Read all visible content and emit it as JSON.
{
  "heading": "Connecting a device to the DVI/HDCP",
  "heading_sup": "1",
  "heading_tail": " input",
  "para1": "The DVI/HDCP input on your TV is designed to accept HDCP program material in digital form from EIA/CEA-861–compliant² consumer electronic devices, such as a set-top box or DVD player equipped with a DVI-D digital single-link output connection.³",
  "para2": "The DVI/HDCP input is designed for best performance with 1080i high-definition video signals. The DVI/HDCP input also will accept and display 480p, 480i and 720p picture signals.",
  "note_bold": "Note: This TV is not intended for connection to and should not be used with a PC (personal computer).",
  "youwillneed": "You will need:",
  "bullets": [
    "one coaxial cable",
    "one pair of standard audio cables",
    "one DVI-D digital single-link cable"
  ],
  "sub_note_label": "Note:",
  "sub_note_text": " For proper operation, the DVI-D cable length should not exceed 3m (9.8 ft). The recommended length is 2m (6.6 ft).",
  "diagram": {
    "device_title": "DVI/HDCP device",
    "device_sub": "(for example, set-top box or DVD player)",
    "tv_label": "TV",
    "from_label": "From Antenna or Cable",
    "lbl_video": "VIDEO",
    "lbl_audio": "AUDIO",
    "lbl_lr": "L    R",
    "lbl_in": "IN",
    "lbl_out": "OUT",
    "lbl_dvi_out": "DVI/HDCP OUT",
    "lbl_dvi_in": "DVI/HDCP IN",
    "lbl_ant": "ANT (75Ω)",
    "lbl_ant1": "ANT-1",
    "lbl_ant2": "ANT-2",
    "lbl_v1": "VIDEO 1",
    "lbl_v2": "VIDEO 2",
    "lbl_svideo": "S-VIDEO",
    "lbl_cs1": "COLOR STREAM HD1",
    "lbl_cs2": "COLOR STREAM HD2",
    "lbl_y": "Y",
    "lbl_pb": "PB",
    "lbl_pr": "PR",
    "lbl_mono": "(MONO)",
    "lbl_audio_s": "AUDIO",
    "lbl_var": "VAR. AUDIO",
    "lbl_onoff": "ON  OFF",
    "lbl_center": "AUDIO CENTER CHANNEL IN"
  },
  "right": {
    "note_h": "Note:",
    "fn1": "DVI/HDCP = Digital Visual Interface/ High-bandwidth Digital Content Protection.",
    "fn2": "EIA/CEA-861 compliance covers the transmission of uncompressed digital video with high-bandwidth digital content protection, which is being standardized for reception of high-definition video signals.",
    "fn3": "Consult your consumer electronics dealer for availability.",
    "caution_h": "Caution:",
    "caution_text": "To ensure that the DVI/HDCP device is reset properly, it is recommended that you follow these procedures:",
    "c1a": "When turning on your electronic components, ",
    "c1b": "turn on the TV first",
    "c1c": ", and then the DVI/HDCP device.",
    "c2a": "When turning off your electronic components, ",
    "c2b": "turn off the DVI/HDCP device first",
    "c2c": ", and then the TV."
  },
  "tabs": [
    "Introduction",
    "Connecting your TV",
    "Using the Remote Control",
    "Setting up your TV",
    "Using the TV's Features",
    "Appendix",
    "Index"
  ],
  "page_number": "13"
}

WHAT YOU HAVE TO DO -
Every entry needs to be retyped exactly.

ANSWER -
Read all visible content and emit it as JSON.
{
  "heading": "Connecting a device to the DVI/HDCP",
  "heading_sup": "1",
  "heading_tail": " input",
  "para1": "The DVI/HDCP input on your TV is designed to accept HDCP program material in digital form from EIA/CEA-861–compliant² consumer electronic devices, such as a set-top box or DVD player equipped with a DVI-D digital single-link output connection.³",
  "para2": "The DVI/HDCP input is designed for best performance with 1080i high-definition video signals. The DVI/HDCP input also will accept and display 480p, 480i and 720p picture signals.",
  "note_bold": "Note: This TV is not intended for connection to and should not be used with a PC (personal computer).",
  "youwillneed": "You will need:",
  "bullets": [
    "one coaxial cable",
    "one pair of standard audio cables",
    "one DVI-D digital single-link cable"
  ],
  "sub_note_label": "Note:",
  "sub_note_text": " For proper operation, the DVI-D cable length should not exceed 3m (9.8 ft). The recommended length is 2m (6.6 ft).",
  "diagram": {
    "device_title": "DVI/HDCP device",
    "device_sub": "(for example, set-top box or DVD player)",
    "tv_label": "TV",
    "from_label": "From Antenna or Cable",
    "lbl_video": "VIDEO",
    "lbl_audio": "AUDIO",
    "lbl_lr": "L    R",
    "lbl_in": "IN",
    "lbl_out": "OUT",
    "lbl_dvi_out": "DVI/HDCP OUT",
    "lbl_dvi_in": "DVI/HDCP IN",
    "lbl_ant": "ANT (75Ω)",
    "lbl_ant1": "ANT-1",
    "lbl_ant2": "ANT-2",
    "lbl_v1": "VIDEO 1",
    "lbl_v2": "VIDEO 2",
    "lbl_svideo": "S-VIDEO",
    "lbl_cs1": "COLOR STREAM HD1",
    "lbl_cs2": "COLOR STREAM HD2",
    "lbl_y": "Y",
    "lbl_pb": "PB",
    "lbl_pr": "PR",
    "lbl_mono": "(MONO)",
    "lbl_audio_s": "AUDIO",
    "lbl_var": "VAR. AUDIO",
    "lbl_onoff": "ON  OFF",
    "lbl_center": "AUDIO CENTER CHANNEL IN"
  },
  "right": {
    "note_h": "Note:",
    "fn1": "DVI/HDCP = Digital Visual Interface/ High-bandwidth Digital Content Protection.",
    "fn2": "EIA/CEA-861 compliance covers the transmission of uncompressed digital video with high-bandwidth digital content protection, which is being standardized for reception of high-definition video signals.",
    "fn3": "Consult your consumer electronics dealer for availability.",
    "caution_h": "Caution:",
    "caution_text": "To ensure that the DVI/HDCP device is reset properly, it is recommended that you follow these procedures:",
    "c1a": "When turning on your electronic components, ",
    "c1b": "turn on the TV first",
    "c1c": ", and then the DVI/HDCP device.",
    "c2a": "When turning off your electronic components, ",
    "c2b": "turn off the DVI/HDCP device first",
    "c2c": ", and then the TV."
  },
  "tabs": [
    "Introduction",
    "Connecting your TV",
    "Using the Remote Control",
    "Setting up your TV",
    "Using the TV's Features",
    "Appendix",
    "Index"
  ],
  "page_number": "13"
}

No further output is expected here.